TASK BRIEF
Quote the entries in full, character for character, without their images.

····················

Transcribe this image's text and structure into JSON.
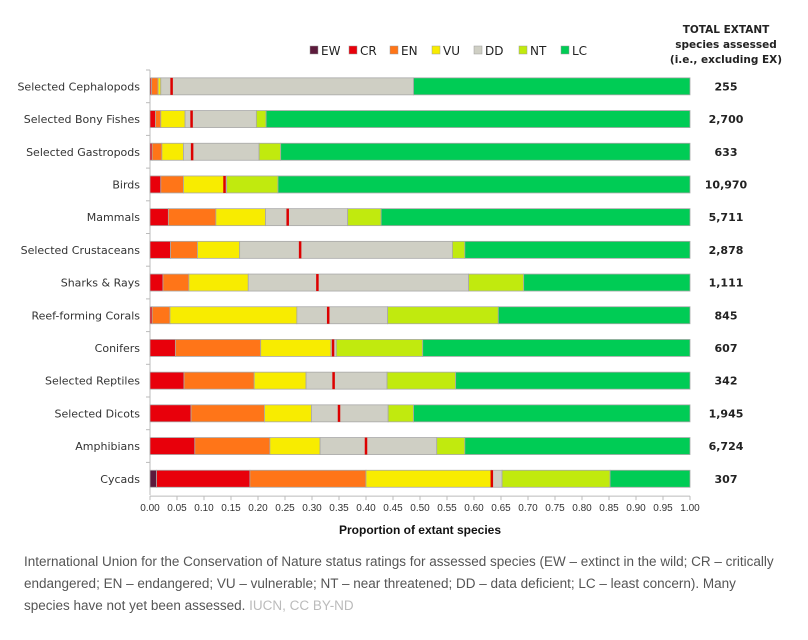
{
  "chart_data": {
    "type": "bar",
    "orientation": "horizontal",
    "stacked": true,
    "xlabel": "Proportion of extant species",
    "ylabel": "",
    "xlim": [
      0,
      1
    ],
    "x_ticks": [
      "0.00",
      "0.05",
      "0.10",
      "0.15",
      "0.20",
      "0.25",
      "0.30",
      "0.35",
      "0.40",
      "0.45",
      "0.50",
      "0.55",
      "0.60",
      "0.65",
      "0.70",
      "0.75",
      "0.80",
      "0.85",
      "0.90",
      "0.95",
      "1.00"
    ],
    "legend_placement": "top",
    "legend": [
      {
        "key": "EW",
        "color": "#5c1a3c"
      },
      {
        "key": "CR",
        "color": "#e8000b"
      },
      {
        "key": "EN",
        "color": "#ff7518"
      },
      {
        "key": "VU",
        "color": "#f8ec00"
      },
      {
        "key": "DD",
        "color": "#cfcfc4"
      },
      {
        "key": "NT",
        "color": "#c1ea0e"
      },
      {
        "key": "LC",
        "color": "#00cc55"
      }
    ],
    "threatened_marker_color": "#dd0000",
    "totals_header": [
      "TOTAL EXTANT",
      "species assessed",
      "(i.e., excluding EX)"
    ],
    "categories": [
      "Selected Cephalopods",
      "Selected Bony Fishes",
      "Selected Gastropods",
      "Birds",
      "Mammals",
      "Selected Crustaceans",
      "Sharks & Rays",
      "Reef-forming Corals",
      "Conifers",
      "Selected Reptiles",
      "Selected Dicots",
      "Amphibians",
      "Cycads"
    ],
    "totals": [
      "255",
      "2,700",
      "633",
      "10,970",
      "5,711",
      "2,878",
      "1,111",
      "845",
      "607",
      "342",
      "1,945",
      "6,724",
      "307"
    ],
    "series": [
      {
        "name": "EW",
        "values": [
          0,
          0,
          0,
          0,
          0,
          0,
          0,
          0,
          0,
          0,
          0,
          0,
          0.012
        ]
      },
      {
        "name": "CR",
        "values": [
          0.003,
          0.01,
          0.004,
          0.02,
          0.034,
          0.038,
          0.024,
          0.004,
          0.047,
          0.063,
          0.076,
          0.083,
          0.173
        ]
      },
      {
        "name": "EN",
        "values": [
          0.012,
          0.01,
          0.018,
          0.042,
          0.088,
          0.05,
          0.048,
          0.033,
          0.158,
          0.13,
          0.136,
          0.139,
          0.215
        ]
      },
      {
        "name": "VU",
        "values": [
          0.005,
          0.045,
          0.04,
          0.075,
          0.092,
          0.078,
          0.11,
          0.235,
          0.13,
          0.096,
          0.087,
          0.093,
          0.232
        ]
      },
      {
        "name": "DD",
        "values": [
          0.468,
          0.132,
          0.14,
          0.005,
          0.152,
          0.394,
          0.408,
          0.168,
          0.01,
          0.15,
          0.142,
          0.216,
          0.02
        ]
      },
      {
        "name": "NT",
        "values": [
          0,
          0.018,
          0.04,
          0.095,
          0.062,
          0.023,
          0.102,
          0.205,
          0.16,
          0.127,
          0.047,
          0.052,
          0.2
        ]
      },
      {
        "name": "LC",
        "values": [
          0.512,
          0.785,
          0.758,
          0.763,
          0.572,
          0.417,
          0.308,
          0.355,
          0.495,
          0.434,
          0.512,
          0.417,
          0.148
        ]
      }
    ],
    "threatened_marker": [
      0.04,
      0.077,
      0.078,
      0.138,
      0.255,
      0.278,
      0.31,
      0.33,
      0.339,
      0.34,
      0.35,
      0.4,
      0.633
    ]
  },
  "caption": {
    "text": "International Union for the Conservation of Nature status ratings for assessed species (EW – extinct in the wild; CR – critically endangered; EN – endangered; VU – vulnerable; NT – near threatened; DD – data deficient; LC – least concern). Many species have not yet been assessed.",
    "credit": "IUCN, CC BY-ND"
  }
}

····················

EXERCISE RESPONSE
Transcribe this image's text and structure into JSON.
{
  "chart_data": {
    "type": "bar",
    "orientation": "horizontal",
    "stacked": true,
    "xlabel": "Proportion of extant species",
    "ylabel": "",
    "xlim": [
      0,
      1
    ],
    "x_ticks": [
      "0.00",
      "0.05",
      "0.10",
      "0.15",
      "0.20",
      "0.25",
      "0.30",
      "0.35",
      "0.40",
      "0.45",
      "0.50",
      "0.55",
      "0.60",
      "0.65",
      "0.70",
      "0.75",
      "0.80",
      "0.85",
      "0.90",
      "0.95",
      "1.00"
    ],
    "legend_placement": "top",
    "legend": [
      {
        "key": "EW",
        "color": "#5c1a3c"
      },
      {
        "key": "CR",
        "color": "#e8000b"
      },
      {
        "key": "EN",
        "color": "#ff7518"
      },
      {
        "key": "VU",
        "color": "#f8ec00"
      },
      {
        "key": "DD",
        "color": "#cfcfc4"
      },
      {
        "key": "NT",
        "color": "#c1ea0e"
      },
      {
        "key": "LC",
        "color": "#00cc55"
      }
    ],
    "threatened_marker_color": "#dd0000",
    "totals_header": [
      "TOTAL EXTANT",
      "species assessed",
      "(i.e., excluding EX)"
    ],
    "categories": [
      "Selected Cephalopods",
      "Selected Bony Fishes",
      "Selected Gastropods",
      "Birds",
      "Mammals",
      "Selected Crustaceans",
      "Sharks & Rays",
      "Reef-forming Corals",
      "Conifers",
      "Selected Reptiles",
      "Selected Dicots",
      "Amphibians",
      "Cycads"
    ],
    "totals": [
      "255",
      "2,700",
      "633",
      "10,970",
      "5,711",
      "2,878",
      "1,111",
      "845",
      "607",
      "342",
      "1,945",
      "6,724",
      "307"
    ],
    "series": [
      {
        "name": "EW",
        "values": [
          0,
          0,
          0,
          0,
          0,
          0,
          0,
          0,
          0,
          0,
          0,
          0,
          0.012
        ]
      },
      {
        "name": "CR",
        "values": [
          0.003,
          0.01,
          0.004,
          0.02,
          0.034,
          0.038,
          0.024,
          0.004,
          0.047,
          0.063,
          0.076,
          0.083,
          0.173
        ]
      },
      {
        "name": "EN",
        "values": [
          0.012,
          0.01,
          0.018,
          0.042,
          0.088,
          0.05,
          0.048,
          0.033,
          0.158,
          0.13,
          0.136,
          0.139,
          0.215
        ]
      },
      {
        "name": "VU",
        "values": [
          0.005,
          0.045,
          0.04,
          0.075,
          0.092,
          0.078,
          0.11,
          0.235,
          0.13,
          0.096,
          0.087,
          0.093,
          0.232
        ]
      },
      {
        "name": "DD",
        "values": [
          0.468,
          0.132,
          0.14,
          0.005,
          0.152,
          0.394,
          0.408,
          0.168,
          0.01,
          0.15,
          0.142,
          0.216,
          0.02
        ]
      },
      {
        "name": "NT",
        "values": [
          0,
          0.018,
          0.04,
          0.095,
          0.062,
          0.023,
          0.102,
          0.205,
          0.16,
          0.127,
          0.047,
          0.052,
          0.2
        ]
      },
      {
        "name": "LC",
        "values": [
          0.512,
          0.785,
          0.758,
          0.763,
          0.572,
          0.417,
          0.308,
          0.355,
          0.495,
          0.434,
          0.512,
          0.417,
          0.148
        ]
      }
    ],
    "threatened_marker": [
      0.04,
      0.077,
      0.078,
      0.138,
      0.255,
      0.278,
      0.31,
      0.33,
      0.339,
      0.34,
      0.35,
      0.4,
      0.633
    ]
  },
  "caption": {
    "text": "International Union for the Conservation of Nature status ratings for assessed species (EW – extinct in the wild; CR – critically endangered; EN – endangered; VU – vulnerable; NT – near threatened; DD – data deficient; LC – least concern). Many species have not yet been assessed.",
    "credit": "IUCN, CC BY-ND"
  }
}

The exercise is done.